WHAT YOU NEED TO DO
Extract all lines that hold "this" from the records below.

GIVEN ENTRIES
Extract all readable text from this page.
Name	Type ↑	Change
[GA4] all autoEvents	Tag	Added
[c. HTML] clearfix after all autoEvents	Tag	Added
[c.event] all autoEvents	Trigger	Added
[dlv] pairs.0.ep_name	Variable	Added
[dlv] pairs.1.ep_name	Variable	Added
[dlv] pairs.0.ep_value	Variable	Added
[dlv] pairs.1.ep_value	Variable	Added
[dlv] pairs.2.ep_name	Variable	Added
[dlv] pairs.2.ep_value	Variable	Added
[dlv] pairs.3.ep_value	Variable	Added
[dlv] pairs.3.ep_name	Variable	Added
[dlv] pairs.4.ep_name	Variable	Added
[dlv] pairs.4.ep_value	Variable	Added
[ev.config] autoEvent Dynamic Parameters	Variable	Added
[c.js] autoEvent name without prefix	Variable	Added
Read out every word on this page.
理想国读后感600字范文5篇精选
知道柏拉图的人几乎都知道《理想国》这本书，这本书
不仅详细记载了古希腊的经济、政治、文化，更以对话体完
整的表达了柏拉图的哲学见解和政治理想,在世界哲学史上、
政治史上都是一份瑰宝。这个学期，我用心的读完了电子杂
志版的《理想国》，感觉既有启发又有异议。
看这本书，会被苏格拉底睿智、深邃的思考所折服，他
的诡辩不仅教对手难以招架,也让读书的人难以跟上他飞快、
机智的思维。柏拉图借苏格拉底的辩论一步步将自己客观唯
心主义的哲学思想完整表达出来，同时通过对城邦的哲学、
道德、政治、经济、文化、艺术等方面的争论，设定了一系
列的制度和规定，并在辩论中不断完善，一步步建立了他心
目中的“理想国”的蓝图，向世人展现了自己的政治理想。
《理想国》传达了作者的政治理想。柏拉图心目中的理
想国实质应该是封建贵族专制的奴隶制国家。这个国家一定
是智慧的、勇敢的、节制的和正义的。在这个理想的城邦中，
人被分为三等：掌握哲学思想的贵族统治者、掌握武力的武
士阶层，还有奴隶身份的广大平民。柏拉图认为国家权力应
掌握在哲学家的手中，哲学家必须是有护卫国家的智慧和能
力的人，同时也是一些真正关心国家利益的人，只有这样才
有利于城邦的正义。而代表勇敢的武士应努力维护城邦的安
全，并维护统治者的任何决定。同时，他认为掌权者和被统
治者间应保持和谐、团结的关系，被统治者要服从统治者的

EXERCISE ANSWER
Extract all readable text from this page.
Read out every word on this page.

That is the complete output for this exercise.